**SET TASK**
Which lines contain the word "title"? Return each of them as written.

**EXTRACTED MATERIAL**

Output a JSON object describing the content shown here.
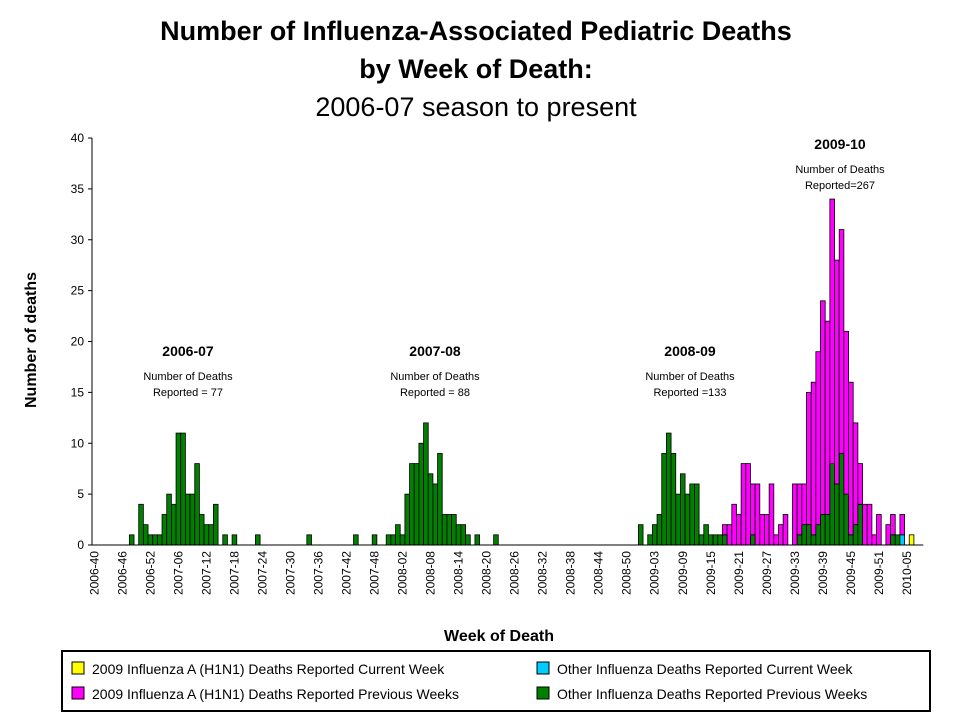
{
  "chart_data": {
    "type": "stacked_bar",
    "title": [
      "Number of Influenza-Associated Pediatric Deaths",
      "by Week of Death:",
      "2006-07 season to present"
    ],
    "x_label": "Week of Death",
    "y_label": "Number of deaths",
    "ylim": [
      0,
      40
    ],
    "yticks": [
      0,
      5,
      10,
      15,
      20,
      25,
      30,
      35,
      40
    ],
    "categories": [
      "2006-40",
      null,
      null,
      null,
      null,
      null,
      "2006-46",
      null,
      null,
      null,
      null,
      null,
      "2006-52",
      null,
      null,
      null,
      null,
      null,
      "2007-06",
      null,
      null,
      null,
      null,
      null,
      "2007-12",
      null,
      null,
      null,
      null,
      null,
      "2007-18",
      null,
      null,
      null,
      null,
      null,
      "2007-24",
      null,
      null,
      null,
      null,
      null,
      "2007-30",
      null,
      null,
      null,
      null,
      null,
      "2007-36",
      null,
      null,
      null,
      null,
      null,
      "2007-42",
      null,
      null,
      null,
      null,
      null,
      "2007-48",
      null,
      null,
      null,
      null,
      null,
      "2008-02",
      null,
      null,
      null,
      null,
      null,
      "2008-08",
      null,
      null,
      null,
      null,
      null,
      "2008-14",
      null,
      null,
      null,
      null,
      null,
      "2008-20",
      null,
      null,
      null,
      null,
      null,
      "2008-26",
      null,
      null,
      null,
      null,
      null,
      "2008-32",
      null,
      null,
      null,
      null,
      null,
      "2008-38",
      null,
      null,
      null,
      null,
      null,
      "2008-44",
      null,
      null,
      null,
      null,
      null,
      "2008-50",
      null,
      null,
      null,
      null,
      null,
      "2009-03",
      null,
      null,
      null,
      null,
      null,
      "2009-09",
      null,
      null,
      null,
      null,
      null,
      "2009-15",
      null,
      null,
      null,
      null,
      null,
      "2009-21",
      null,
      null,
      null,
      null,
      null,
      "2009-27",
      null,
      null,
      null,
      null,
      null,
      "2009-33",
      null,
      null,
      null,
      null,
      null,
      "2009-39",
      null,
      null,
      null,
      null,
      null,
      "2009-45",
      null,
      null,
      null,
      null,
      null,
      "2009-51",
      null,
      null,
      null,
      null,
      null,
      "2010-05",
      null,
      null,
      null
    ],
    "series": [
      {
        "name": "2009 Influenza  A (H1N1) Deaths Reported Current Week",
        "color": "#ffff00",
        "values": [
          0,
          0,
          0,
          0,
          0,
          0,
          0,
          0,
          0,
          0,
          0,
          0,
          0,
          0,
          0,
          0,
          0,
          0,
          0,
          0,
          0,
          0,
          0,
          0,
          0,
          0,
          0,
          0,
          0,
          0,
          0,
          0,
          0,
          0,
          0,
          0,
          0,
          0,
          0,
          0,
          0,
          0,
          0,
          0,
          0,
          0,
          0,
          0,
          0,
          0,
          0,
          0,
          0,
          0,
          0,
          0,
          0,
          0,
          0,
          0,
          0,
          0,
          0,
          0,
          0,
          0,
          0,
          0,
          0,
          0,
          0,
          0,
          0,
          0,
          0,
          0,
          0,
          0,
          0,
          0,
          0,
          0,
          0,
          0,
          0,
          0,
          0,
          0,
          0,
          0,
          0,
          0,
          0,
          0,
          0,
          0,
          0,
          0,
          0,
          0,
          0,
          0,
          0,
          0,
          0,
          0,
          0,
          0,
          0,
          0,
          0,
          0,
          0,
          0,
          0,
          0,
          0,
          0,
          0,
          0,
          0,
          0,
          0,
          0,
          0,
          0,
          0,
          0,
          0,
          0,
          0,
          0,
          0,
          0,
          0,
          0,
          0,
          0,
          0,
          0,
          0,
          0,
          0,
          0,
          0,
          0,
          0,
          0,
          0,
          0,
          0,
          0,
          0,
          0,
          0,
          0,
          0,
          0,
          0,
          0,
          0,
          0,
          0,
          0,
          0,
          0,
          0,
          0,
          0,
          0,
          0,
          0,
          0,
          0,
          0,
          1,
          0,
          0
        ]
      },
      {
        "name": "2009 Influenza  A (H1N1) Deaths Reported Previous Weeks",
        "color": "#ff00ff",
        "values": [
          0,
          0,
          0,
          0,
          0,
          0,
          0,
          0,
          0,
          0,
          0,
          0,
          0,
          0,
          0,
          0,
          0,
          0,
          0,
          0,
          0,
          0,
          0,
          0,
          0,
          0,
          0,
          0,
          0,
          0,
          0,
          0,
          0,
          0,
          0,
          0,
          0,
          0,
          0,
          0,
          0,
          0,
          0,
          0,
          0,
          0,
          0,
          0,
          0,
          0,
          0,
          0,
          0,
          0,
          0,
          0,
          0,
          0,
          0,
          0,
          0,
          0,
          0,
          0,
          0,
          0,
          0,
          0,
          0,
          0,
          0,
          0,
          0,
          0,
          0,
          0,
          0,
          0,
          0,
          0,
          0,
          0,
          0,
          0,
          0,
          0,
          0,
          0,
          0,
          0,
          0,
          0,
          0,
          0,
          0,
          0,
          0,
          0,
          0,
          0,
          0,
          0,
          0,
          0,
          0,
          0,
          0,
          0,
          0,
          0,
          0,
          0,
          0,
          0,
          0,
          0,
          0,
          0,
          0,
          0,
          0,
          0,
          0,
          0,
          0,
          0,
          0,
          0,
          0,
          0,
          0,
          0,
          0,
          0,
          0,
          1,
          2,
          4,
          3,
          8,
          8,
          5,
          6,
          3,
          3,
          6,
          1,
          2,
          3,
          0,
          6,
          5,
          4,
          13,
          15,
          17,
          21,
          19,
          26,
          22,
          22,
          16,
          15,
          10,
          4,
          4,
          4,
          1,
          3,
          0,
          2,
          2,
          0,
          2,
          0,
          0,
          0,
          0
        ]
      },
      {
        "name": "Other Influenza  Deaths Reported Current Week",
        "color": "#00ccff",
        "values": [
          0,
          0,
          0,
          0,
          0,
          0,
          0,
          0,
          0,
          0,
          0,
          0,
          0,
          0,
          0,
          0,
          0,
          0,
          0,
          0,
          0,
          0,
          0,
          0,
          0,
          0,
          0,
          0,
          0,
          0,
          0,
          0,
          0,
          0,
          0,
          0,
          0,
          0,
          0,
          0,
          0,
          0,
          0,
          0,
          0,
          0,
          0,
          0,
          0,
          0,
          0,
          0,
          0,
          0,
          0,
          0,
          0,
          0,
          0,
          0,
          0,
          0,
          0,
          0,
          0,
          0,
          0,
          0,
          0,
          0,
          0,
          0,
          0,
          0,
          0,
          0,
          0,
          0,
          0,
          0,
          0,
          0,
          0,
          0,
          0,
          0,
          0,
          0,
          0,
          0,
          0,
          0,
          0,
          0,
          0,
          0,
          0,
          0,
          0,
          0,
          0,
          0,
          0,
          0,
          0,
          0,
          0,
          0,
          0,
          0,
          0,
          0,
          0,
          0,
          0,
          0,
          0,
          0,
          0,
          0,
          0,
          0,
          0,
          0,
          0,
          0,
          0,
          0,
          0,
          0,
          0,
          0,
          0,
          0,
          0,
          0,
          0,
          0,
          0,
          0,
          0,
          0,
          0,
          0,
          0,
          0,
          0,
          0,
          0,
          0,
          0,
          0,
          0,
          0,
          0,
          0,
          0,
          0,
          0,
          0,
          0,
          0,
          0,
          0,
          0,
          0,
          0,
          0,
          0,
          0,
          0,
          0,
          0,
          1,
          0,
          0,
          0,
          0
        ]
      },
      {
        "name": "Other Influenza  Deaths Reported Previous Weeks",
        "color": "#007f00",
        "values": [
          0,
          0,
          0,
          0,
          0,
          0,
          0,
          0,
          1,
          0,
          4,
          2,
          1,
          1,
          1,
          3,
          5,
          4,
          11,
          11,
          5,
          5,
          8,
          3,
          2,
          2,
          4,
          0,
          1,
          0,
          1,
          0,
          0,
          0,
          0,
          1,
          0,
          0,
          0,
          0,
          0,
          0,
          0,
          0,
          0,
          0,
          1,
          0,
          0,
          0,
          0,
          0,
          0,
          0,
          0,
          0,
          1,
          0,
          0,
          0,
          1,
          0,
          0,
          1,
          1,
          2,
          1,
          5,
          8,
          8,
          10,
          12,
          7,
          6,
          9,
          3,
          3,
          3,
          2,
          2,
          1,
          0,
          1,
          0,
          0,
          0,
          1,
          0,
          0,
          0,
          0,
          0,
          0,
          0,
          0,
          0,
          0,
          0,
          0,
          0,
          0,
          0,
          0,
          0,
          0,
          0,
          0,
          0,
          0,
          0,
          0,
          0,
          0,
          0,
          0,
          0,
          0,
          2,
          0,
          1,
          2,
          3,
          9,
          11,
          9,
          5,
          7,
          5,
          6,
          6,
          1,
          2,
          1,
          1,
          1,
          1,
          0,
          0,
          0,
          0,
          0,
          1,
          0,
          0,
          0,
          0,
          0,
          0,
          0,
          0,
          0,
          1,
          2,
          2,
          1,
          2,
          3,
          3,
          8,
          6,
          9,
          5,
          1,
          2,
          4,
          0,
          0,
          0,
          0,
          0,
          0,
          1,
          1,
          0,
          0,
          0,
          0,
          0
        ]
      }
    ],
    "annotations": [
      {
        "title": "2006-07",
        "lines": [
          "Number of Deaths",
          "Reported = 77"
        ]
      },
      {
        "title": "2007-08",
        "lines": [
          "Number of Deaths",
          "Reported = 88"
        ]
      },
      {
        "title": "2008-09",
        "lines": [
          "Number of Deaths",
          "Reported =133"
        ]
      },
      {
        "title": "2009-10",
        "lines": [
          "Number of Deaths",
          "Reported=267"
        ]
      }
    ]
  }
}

**SOLUTION TO THIS PROBLEM**
    "title": [
        "title": "2006-07",
        "title": "2007-08",
        "title": "2008-09",
        "title": "2009-10",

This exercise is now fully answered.